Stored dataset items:
====

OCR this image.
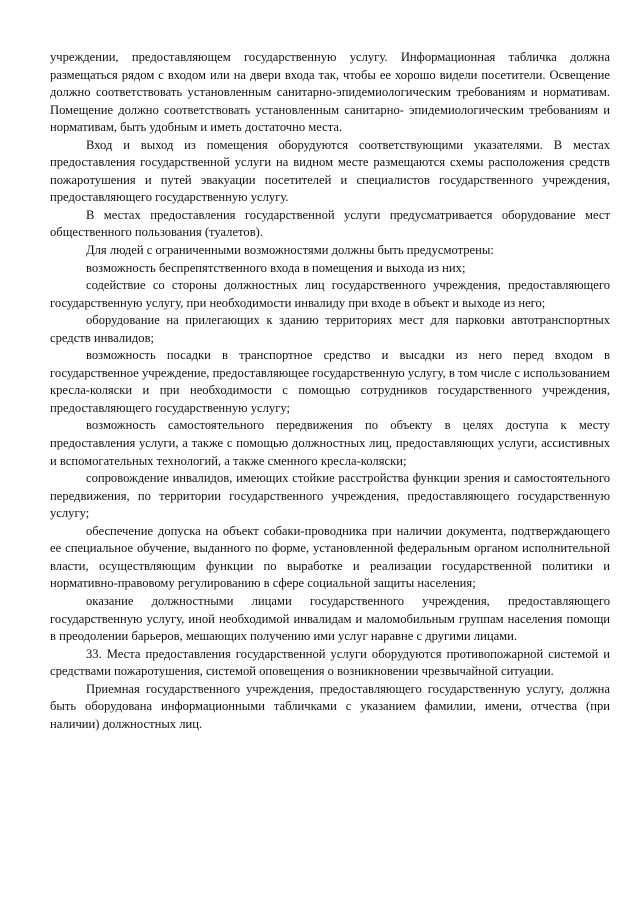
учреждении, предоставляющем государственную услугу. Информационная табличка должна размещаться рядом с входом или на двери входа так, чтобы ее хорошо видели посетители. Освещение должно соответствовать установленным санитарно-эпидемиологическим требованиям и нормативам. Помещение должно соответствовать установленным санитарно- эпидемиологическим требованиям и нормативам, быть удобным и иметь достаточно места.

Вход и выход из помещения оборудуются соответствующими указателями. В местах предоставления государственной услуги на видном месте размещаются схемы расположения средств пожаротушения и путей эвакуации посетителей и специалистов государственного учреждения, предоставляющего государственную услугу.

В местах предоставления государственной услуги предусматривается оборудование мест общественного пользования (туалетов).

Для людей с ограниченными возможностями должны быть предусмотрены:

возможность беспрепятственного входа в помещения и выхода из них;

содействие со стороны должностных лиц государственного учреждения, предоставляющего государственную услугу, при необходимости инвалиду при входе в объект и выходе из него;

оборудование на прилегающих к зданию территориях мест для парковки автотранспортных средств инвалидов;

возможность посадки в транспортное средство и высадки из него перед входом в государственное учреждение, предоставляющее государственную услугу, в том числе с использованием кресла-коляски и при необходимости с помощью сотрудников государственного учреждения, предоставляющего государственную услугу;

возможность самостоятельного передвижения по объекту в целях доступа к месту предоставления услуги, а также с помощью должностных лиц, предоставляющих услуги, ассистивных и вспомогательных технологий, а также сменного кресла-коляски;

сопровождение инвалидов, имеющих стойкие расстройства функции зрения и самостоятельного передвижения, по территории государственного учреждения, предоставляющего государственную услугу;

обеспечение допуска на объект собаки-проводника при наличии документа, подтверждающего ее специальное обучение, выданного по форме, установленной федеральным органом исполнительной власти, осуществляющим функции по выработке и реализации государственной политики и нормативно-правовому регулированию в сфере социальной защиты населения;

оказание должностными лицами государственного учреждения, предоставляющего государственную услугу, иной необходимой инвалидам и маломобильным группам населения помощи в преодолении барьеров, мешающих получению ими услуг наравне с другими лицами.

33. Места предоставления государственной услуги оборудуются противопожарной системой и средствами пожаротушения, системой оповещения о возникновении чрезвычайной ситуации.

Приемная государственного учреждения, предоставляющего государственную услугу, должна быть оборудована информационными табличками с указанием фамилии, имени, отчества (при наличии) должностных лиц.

====

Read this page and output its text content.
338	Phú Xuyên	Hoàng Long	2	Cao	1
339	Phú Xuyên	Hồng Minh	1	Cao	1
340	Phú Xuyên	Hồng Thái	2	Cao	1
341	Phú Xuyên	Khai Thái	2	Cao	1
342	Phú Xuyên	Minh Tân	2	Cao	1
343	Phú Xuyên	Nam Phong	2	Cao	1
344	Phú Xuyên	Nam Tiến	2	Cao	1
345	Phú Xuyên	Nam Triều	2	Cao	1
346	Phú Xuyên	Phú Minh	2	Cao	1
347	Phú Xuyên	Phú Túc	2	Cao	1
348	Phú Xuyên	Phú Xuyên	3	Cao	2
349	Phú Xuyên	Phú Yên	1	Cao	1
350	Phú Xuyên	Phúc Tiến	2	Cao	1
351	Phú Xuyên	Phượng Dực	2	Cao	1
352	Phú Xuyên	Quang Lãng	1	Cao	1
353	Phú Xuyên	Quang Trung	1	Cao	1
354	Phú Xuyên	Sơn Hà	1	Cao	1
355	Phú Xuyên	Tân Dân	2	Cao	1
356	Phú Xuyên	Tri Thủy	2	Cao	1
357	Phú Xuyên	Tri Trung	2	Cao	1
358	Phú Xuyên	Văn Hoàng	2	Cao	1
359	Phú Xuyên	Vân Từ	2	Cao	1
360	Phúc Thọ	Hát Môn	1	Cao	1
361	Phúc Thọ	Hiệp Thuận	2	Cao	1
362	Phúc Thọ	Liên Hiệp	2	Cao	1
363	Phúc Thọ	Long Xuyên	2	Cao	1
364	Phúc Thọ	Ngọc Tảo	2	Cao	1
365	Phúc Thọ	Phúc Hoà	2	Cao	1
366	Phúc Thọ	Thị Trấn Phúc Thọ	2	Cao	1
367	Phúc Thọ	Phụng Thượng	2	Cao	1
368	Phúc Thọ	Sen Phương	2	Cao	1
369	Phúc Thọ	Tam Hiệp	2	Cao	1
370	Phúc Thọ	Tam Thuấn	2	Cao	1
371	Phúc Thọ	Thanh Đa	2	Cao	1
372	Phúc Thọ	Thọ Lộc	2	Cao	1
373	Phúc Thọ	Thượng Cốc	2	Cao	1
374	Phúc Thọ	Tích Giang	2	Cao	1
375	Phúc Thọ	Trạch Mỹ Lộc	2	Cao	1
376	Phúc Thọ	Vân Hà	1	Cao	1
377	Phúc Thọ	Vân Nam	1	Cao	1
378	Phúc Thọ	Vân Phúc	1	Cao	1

====

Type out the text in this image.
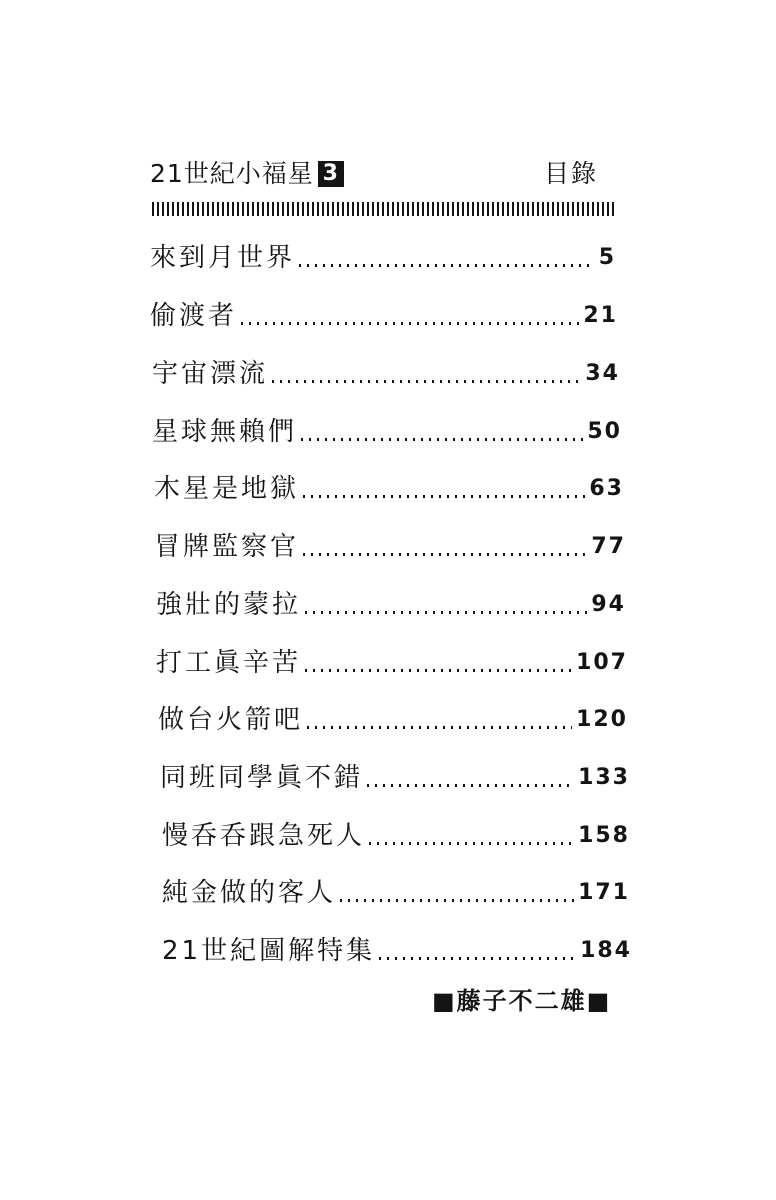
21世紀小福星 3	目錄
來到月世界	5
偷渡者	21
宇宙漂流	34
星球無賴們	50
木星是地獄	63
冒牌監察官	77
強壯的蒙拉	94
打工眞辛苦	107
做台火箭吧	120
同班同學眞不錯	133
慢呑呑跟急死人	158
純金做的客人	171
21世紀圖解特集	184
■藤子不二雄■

====

Work to do:
Tally the lines in this data that hold the word "text" and state only the count.

Exercise output:
2